[Stored items]
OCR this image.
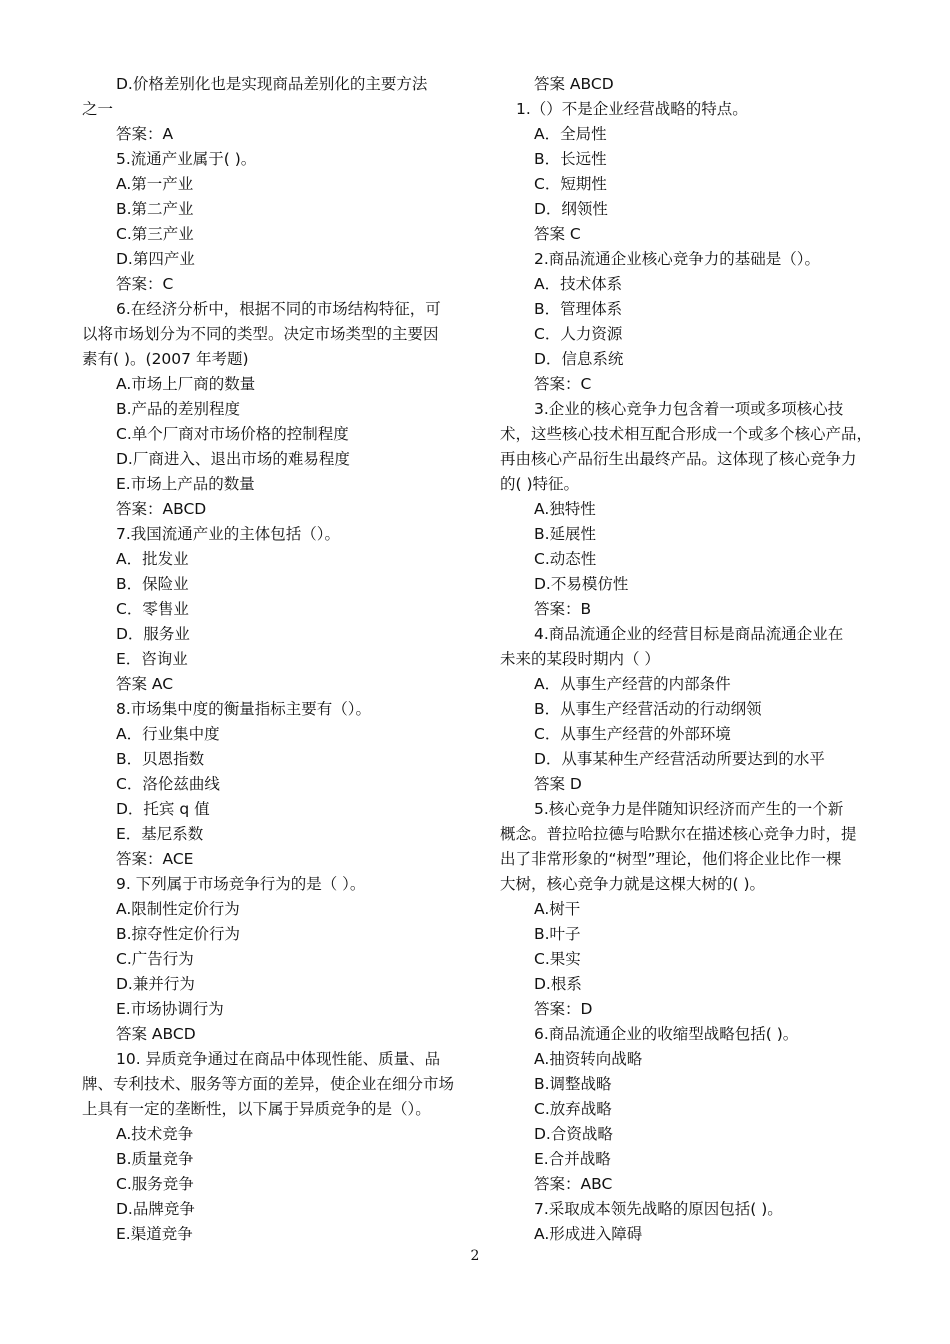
D.价格差别化也是实现商品差别化的主要方法
之一
答案：A
5.流通产业属于( )。
A.第一产业
B.第二产业
C.第三产业
D.第四产业
答案：C
6.在经济分析中，根据不同的市场结构特征，可
以将市场划分为不同的类型。决定市场类型的主要因
素有( )。(2007 年考题)
A.市场上厂商的数量
B.产品的差别程度
C.单个厂商对市场价格的控制程度
D.厂商进入、退出市场的难易程度
E.市场上产品的数量
答案：ABCD
7.我国流通产业的主体包括（）。
A．批发业
B．保险业
C．零售业
D．服务业
E．咨询业
答案 AC
8.市场集中度的衡量指标主要有（）。
A．行业集中度
B．贝恩指数
C．洛伦兹曲线
D．托宾 q 值
E．基尼系数
答案：ACE
9. 下列属于市场竞争行为的是（ ）。
A.限制性定价行为
B.掠夺性定价行为
C.广告行为
D.兼并行为
E.市场协调行为
答案 ABCD
10. 异质竞争通过在商品中体现性能、质量、品
牌、专利技术、服务等方面的差异，使企业在细分市场
上具有一定的垄断性，以下属于异质竞争的是（）。
A.技术竞争
B.质量竞争
C.服务竞争
D.品牌竞争
E.渠道竞争
答案 ABCD
1.（）不是企业经营战略的特点。
A．全局性
B．长远性
C．短期性
D．纲领性
答案 C
2.商品流通企业核心竞争力的基础是（）。
A．技术体系
B．管理体系
C．人力资源
D．信息系统
答案：C
3.企业的核心竞争力包含着一项或多项核心技
术，这些核心技术相互配合形成一个或多个核心产品，
再由核心产品衍生出最终产品。这体现了核心竞争力
的( )特征。
A.独特性
B.延展性
C.动态性
D.不易模仿性
答案：B
4.商品流通企业的经营目标是商品流通企业在
未来的某段时期内（ ）
A．从事生产经营的内部条件
B．从事生产经营活动的行动纲领
C．从事生产经营的外部环境
D．从事某种生产经营活动所要达到的水平
答案 D
5.核心竞争力是伴随知识经济而产生的一个新
概念。普拉哈拉德与哈默尔在描述核心竞争力时，提
出了非常形象的“树型”理论，他们将企业比作一棵
大树，核心竞争力就是这棵大树的( )。
A.树干
B.叶子
C.果实
D.根系
答案：D
6.商品流通企业的收缩型战略包括( )。
A.抽资转向战略
B.调整战略
C.放弃战略
D.合资战略
E.合并战略
答案：ABC
7.采取成本领先战略的原因包括( )。
A.形成进入障碍
2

> **Task directions**
Write the records out once more, exactly as they appear, with no pictures.

> **Exercise response**
OCR this image.
D.价格差别化也是实现商品差别化的主要方法
之一
答案：A
5.流通产业属于( )。
A.第一产业
B.第二产业
C.第三产业
D.第四产业
答案：C
6.在经济分析中，根据不同的市场结构特征，可
以将市场划分为不同的类型。决定市场类型的主要因
素有( )。(2007 年考题)
A.市场上厂商的数量
B.产品的差别程度
C.单个厂商对市场价格的控制程度
D.厂商进入、退出市场的难易程度
E.市场上产品的数量
答案：ABCD
7.我国流通产业的主体包括（）。
A．批发业
B．保险业
C．零售业
D．服务业
E．咨询业
答案 AC
8.市场集中度的衡量指标主要有（）。
A．行业集中度
B．贝恩指数
C．洛伦兹曲线
D．托宾 q 值
E．基尼系数
答案：ACE
9. 下列属于市场竞争行为的是（ ）。
A.限制性定价行为
B.掠夺性定价行为
C.广告行为
D.兼并行为
E.市场协调行为
答案 ABCD
10. 异质竞争通过在商品中体现性能、质量、品
牌、专利技术、服务等方面的差异，使企业在细分市场
上具有一定的垄断性，以下属于异质竞争的是（）。
A.技术竞争
B.质量竞争
C.服务竞争
D.品牌竞争
E.渠道竞争
答案 ABCD
1.（）不是企业经营战略的特点。
A．全局性
B．长远性
C．短期性
D．纲领性
答案 C
2.商品流通企业核心竞争力的基础是（）。
A．技术体系
B．管理体系
C．人力资源
D．信息系统
答案：C
3.企业的核心竞争力包含着一项或多项核心技
术，这些核心技术相互配合形成一个或多个核心产品，
再由核心产品衍生出最终产品。这体现了核心竞争力
的( )特征。
A.独特性
B.延展性
C.动态性
D.不易模仿性
答案：B
4.商品流通企业的经营目标是商品流通企业在
未来的某段时期内（ ）
A．从事生产经营的内部条件
B．从事生产经营活动的行动纲领
C．从事生产经营的外部环境
D．从事某种生产经营活动所要达到的水平
答案 D
5.核心竞争力是伴随知识经济而产生的一个新
概念。普拉哈拉德与哈默尔在描述核心竞争力时，提
出了非常形象的“树型”理论，他们将企业比作一棵
大树，核心竞争力就是这棵大树的( )。
A.树干
B.叶子
C.果实
D.根系
答案：D
6.商品流通企业的收缩型战略包括( )。
A.抽资转向战略
B.调整战略
C.放弃战略
D.合资战略
E.合并战略
答案：ABC
7.采取成本领先战略的原因包括( )。
A.形成进入障碍
2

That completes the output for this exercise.